EXERCISE:
Every line that includes the word "Organization" is to be listed.

DATASET EXCERPTS:
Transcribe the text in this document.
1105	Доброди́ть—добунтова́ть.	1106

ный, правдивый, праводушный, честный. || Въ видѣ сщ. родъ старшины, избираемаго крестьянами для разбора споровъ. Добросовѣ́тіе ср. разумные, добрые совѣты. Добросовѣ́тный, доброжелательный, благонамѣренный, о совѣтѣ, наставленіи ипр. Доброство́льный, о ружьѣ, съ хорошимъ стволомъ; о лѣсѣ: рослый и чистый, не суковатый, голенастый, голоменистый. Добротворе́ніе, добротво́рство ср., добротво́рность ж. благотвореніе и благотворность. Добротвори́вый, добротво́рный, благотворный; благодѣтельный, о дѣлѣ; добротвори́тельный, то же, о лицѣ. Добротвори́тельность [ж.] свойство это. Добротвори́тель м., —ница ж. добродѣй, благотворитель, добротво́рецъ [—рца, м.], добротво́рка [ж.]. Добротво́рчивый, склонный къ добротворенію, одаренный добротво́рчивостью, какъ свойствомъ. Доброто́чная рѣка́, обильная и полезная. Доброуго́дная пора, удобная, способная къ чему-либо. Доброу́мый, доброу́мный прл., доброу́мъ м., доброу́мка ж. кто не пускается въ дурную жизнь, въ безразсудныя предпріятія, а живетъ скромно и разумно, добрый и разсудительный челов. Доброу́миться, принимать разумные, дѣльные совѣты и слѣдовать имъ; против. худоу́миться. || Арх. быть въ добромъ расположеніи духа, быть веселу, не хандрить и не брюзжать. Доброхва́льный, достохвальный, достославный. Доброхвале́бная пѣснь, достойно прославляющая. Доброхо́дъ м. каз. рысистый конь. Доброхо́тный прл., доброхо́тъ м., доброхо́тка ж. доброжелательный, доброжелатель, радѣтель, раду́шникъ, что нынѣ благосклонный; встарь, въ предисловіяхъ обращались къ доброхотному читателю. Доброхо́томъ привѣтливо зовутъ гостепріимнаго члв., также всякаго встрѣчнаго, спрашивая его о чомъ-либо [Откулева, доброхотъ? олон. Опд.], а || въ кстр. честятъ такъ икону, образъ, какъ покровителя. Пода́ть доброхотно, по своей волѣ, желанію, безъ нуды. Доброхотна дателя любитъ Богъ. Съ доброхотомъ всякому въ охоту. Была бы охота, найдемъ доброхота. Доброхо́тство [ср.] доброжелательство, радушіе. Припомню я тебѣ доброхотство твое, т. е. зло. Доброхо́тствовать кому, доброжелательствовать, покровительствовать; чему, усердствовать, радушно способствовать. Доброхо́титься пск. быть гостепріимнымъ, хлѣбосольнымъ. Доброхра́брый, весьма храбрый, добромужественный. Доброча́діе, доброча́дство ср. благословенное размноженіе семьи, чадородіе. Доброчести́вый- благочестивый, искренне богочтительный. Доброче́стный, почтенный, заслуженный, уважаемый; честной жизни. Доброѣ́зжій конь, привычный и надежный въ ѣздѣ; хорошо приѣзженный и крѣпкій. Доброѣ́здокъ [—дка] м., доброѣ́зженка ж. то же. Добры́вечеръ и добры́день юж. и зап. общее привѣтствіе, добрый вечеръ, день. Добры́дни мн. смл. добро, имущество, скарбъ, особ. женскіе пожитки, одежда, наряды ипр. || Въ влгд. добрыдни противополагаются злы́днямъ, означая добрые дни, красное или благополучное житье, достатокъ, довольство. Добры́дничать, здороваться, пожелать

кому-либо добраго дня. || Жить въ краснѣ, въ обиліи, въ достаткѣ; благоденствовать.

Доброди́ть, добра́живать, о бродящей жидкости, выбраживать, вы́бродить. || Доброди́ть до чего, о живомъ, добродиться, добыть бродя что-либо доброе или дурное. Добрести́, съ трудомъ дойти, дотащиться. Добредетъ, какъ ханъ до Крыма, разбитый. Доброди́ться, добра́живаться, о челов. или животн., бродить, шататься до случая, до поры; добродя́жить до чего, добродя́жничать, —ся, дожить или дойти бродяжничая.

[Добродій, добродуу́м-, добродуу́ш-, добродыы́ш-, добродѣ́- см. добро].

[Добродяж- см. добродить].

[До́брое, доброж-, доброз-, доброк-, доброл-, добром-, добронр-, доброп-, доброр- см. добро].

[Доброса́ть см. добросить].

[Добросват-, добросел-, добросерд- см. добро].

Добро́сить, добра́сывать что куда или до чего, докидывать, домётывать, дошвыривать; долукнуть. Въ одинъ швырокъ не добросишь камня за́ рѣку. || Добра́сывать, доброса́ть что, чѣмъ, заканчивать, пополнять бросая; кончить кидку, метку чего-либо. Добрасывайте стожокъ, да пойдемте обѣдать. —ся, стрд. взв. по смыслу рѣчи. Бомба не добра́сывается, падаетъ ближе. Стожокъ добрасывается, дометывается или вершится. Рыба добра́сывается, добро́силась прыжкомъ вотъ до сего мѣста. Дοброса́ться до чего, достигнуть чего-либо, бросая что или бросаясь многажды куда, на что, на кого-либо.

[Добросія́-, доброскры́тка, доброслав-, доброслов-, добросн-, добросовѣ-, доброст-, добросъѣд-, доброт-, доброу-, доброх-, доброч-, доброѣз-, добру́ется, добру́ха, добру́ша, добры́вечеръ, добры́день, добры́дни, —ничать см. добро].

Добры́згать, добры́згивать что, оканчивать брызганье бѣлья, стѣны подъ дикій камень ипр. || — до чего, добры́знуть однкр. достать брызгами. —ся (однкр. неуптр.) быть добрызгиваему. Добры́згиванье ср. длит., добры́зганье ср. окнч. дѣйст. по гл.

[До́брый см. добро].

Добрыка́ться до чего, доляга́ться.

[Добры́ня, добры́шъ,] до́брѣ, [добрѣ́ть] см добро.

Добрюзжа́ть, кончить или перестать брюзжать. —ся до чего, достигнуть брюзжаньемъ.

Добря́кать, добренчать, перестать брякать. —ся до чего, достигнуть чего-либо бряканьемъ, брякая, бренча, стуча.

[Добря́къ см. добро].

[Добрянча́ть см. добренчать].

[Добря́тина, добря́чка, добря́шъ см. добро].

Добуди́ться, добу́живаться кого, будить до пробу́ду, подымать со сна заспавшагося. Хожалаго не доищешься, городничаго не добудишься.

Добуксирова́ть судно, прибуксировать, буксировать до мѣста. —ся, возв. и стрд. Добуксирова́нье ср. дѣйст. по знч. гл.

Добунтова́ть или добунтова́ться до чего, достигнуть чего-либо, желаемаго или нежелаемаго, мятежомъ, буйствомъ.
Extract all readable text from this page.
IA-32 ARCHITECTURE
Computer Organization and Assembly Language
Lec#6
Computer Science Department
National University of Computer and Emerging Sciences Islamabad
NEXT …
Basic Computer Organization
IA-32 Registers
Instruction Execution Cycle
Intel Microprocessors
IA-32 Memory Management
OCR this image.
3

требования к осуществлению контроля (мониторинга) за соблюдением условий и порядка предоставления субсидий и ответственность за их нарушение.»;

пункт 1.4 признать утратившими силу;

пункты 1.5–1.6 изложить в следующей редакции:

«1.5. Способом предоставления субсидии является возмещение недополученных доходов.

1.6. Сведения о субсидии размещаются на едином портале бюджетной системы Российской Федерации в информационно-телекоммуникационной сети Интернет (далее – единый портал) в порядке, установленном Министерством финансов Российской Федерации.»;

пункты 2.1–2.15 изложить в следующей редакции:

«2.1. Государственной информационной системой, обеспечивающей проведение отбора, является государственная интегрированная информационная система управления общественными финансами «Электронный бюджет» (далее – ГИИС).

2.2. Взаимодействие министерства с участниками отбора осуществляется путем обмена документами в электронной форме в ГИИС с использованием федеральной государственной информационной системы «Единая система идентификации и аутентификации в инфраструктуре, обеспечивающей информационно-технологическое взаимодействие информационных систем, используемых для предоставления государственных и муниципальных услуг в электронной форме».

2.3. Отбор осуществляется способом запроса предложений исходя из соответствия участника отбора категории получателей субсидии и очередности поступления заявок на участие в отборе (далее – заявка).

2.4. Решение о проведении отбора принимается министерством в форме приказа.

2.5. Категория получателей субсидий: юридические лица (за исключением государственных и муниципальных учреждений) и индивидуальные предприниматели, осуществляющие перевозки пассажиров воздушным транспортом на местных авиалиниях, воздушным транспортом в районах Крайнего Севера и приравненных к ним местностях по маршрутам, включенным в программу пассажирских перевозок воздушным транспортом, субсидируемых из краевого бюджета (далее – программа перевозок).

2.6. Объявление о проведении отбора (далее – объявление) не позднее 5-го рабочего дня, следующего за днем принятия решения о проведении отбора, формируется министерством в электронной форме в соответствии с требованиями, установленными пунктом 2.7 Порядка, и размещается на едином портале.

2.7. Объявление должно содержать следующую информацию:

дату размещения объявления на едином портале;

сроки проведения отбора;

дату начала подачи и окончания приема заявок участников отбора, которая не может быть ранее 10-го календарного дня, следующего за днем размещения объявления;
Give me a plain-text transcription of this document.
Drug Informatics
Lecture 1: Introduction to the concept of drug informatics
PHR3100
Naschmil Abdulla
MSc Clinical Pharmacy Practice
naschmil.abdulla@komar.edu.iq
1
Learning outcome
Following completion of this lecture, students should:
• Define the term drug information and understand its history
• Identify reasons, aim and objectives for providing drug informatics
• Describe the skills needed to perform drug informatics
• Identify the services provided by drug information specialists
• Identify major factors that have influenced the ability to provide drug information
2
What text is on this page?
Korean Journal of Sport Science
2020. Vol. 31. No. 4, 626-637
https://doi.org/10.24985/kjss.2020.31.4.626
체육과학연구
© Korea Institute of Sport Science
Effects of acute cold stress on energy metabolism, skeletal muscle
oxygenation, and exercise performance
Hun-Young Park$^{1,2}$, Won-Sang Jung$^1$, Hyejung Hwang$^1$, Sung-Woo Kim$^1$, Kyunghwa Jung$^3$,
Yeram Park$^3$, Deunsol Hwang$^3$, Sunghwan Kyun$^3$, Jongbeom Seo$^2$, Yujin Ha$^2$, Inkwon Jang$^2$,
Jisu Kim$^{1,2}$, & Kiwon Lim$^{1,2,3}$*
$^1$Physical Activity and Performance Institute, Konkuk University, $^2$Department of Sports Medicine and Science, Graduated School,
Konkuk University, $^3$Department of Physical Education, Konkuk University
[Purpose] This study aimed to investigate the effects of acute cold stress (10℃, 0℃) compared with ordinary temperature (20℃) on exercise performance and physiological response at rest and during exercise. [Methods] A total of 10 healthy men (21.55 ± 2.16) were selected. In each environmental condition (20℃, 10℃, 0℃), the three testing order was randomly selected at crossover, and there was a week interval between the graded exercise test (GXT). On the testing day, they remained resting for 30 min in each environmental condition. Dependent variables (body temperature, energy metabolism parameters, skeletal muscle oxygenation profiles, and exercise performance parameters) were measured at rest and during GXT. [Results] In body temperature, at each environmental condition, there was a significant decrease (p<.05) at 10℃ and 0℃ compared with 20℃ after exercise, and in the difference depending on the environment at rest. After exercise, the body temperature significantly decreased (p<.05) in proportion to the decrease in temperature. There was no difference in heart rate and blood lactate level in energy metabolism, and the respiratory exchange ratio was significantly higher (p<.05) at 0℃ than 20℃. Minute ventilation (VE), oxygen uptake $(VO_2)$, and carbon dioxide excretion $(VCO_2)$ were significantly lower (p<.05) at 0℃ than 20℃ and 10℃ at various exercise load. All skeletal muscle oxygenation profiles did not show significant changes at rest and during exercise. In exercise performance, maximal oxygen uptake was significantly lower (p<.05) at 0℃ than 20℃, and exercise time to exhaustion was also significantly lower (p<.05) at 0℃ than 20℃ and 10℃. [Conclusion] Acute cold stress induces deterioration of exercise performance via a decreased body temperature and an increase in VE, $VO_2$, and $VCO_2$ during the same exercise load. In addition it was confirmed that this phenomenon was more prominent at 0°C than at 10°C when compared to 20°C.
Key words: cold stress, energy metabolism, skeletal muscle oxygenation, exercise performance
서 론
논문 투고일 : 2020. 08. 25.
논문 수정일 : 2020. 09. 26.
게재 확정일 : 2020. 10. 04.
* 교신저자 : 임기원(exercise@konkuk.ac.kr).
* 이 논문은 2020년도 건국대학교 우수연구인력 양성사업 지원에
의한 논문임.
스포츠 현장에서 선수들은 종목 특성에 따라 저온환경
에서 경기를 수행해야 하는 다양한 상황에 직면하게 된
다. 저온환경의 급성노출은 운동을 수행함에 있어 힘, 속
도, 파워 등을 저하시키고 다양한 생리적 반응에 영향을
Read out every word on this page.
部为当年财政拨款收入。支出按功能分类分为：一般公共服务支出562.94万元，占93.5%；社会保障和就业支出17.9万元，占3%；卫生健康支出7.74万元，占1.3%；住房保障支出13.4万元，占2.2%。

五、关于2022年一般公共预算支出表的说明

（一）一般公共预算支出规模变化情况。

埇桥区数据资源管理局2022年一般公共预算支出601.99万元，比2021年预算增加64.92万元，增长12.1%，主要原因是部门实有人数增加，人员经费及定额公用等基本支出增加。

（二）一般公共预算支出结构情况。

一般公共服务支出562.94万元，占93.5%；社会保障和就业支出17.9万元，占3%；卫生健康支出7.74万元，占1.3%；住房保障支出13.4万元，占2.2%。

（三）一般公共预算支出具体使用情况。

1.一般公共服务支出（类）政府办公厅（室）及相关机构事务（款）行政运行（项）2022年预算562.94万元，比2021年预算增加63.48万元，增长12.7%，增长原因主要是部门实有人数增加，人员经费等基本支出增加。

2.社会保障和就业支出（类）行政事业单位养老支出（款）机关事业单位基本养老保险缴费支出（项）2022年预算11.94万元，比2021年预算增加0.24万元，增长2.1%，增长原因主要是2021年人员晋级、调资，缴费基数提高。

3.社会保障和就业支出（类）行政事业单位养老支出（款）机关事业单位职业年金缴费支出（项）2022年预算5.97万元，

RESPONSE:
Computer Organization and Assembly Language
Basic Computer Organization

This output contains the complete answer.